§ Objetivo del ejercicio
Escribe la continuación del texto sobre el fallo de la Corte Suprema en el caso de la muerte de Pochat en la ANSES, empezando después de su última oración.

§ Documento fuente
################
Los solicitantes se basan en afirmar que hubo una omisión del Estado sobre el cuidado de su funcionario, lo cual obviamente- para que procediera- debía de ser probado. Ellos consideran que el carácter del señor Andreo, más su condición de ser alguien que habitualmente portaba armas, debió de ser razón suficiente para que alguien en la ANSES impidiera el acceso, y de esa manera se evitara el final luctuoso de los hechos. Más aun cuando se trataba de un funcionario que, a su criterio, había sido contratado para desmembrar hechos de corrupción. El abogado afirmaba que Pochat había atendido personalmente al asesino “porque no tuvo otra opción”. Es la posición de la familia, y por esa razón el mismo Moreno Ocampo pedía que la causa se caratulara homicidio con alevosía, lo cual no prosperó.
Locos sueltos
La Corte Suprema realiza ahora un análisis diferente. Para ellos se trató de un caso imposible de prever ya que, como afirman, si bien habían existido despidos, como puede suceder en cualquier dependencia, el mismo Pochat tenía a su disposición la posibilidad de solicitar una custodia personal, y no lo había hecho.
Además, consideran que no es posible probar que haya atendido a Andreo “porque no tenía otra opción”, porque sí la tenía. La otra opción era no atenderlo. No había una cita con el marido de la despedida, ni ninguna situación que ameritara una conversación privada. Podría no haberlo hecho pasar, y menos aun a su despacho privado si, como afirman, todo el mundo sabía que se trataba de un hombre armado.
Afirman además, los magistrados, que la oficina de la ANSES, como todo organismo nacional, tiene en la entrada una custodia de la Policía Federal, y que la función estaba siendo cumplida por un agente en el día de los hechos. Pero que el agente no tiene entre sus tareas verificar la portación de armas de cada una de las personas que ingresan a las dependencias, lo cual hubiera sido perfectamente imposible.
################
§ Material proporcionado
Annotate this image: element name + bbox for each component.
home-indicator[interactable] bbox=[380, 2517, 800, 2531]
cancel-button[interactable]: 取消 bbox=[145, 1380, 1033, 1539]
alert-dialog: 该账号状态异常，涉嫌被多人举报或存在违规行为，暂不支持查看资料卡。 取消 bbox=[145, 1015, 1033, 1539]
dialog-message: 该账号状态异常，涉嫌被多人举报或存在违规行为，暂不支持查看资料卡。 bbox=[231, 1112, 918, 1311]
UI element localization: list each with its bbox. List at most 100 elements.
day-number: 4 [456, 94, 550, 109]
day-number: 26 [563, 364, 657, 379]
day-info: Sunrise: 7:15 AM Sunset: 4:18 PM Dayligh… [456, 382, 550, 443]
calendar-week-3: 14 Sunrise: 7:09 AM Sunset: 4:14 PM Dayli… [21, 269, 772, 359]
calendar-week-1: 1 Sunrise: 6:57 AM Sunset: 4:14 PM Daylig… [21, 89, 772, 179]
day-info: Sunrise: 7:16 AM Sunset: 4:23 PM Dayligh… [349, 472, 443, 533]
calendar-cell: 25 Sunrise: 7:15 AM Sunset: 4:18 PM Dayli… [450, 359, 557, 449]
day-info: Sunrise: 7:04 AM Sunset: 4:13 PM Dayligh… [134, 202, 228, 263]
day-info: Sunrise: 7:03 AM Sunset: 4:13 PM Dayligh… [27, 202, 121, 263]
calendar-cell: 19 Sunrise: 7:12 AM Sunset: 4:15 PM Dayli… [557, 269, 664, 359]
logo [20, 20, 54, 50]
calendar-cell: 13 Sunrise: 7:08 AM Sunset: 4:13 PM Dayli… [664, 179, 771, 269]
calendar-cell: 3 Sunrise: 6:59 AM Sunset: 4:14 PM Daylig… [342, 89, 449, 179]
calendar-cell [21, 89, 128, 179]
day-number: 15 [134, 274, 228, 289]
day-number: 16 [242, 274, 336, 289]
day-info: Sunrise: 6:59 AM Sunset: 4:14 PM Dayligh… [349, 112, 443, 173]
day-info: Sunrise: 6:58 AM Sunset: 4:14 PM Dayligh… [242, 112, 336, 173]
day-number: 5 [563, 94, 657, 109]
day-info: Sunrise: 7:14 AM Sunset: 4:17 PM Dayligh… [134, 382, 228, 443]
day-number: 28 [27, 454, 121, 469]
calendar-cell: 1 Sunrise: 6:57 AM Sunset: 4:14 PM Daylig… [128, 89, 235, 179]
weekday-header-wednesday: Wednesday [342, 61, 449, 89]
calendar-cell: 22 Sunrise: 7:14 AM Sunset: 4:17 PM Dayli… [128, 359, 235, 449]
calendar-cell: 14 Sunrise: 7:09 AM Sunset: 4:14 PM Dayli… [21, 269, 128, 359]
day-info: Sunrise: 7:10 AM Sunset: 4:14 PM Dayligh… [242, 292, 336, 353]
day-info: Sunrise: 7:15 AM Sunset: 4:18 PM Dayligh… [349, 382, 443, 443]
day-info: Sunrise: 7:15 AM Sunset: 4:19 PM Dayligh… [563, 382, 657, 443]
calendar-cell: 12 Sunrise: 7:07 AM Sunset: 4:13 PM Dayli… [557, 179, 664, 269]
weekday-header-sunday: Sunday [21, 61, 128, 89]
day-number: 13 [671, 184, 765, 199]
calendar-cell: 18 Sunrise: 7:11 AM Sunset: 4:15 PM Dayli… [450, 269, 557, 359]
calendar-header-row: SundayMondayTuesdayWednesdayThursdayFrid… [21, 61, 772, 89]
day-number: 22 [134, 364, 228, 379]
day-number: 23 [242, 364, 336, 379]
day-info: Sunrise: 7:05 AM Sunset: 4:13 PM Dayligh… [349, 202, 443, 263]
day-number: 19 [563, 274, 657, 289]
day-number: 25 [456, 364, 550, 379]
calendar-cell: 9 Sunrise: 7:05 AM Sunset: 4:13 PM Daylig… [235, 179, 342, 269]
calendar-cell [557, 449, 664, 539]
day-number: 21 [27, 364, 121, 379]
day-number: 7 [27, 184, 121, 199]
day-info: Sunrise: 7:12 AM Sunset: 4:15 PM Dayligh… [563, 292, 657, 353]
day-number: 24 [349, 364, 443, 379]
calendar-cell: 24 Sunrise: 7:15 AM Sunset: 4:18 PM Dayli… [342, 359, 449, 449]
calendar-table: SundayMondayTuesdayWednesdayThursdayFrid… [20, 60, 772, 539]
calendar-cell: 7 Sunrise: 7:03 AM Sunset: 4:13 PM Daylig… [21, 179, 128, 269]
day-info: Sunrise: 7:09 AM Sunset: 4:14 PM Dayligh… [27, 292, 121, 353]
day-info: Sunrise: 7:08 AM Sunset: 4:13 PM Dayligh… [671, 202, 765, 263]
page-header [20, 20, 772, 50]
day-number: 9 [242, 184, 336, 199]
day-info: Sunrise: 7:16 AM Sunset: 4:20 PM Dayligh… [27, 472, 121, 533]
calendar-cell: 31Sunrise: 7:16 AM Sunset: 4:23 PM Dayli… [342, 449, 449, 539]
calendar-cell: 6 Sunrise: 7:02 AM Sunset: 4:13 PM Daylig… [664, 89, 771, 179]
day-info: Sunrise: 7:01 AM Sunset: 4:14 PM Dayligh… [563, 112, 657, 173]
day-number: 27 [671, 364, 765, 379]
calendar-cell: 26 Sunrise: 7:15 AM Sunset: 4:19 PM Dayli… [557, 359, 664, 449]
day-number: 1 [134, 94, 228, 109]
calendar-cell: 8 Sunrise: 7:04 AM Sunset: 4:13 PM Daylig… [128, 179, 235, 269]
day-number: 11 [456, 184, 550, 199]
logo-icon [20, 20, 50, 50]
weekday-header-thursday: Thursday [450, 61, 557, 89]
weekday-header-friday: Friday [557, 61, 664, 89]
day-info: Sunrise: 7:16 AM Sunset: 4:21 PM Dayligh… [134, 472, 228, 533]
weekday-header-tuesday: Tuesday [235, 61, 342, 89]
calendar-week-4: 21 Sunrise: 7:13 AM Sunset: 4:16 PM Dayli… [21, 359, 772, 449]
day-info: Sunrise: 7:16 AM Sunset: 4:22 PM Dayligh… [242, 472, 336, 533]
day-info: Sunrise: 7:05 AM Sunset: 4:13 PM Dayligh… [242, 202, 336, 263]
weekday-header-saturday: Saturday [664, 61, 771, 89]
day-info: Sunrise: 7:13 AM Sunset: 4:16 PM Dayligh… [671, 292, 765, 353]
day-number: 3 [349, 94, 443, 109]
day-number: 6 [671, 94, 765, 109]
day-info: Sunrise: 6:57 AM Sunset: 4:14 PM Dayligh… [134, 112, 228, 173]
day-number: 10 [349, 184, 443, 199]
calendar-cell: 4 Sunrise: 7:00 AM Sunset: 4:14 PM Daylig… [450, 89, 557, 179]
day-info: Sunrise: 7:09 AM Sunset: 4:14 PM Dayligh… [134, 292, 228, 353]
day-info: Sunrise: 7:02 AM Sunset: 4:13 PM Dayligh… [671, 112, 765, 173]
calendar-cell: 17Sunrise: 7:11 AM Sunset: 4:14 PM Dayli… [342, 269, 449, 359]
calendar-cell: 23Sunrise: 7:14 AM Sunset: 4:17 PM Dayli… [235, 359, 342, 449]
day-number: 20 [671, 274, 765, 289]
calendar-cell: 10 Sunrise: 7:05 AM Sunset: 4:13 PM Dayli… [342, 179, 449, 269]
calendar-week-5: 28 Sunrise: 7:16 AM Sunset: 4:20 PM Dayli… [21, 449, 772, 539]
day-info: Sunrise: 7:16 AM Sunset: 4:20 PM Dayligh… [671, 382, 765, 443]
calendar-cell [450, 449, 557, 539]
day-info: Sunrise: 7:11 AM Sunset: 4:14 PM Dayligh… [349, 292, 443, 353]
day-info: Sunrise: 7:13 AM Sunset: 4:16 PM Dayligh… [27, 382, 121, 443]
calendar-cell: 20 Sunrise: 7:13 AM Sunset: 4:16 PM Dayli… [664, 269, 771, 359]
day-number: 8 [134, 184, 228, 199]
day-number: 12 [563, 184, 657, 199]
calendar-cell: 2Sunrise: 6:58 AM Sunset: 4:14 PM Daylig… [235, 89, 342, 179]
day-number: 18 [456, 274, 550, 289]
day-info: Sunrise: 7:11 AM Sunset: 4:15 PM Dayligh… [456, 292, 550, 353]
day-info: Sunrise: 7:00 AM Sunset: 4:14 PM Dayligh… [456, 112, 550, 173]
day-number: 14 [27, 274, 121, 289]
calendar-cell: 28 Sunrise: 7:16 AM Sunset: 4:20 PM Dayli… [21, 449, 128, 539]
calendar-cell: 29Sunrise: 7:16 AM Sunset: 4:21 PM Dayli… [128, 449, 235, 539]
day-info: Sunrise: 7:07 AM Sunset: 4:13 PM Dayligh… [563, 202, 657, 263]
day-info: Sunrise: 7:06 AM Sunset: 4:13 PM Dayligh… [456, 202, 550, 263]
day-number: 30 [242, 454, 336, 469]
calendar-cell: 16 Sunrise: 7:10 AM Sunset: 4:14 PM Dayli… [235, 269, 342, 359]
################
§ Respuesta al problema
Ahora bien: si como afirma el ex fiscal, Pochat hubiera estado investigando una mafia organizada con todos los elementos del caso, que en efecto cobraba de manera sistemática por el otorgamiento de jubilaciones en la ciudad, seguramente la intervención de la justicia y de las fuerzas de seguridad hubiera sido inminente. En tal caso, la oficina sí se hubiera convertido en un territorio custodiado, donde además de despidos hubiera habido detenciones, más allá de la del propio asesino. En el caso de rigor, a Pochat le hubiera correspondido la asistencia de una custodia personal, independientemente de su requerimiento voluntario. Pero tal cosa no sucedió.
Lo que sí sucedió es que Andreo era un loco de la guerra, más allá de que Moreno Ocampo haya intentado probar que era en realidad un amigo del ex general Jorge Rafael Videla, que tenía fotos con él, y que había integrado un grupo de tareas, para darle así más carácter a lo que terminó siendo un crimen ordinario. Cruel sí, pero ordinario. Un loco que anda armado y que alguien, en el lugar y el momento menos indicado, le dice que su mujer -despedida de un puesto de poder- encima lo engañaba. Mal momento, mala situación, en el que todos los astros coincidieron para que lo matara y después pidiera la pena de muerte ante un tribunal.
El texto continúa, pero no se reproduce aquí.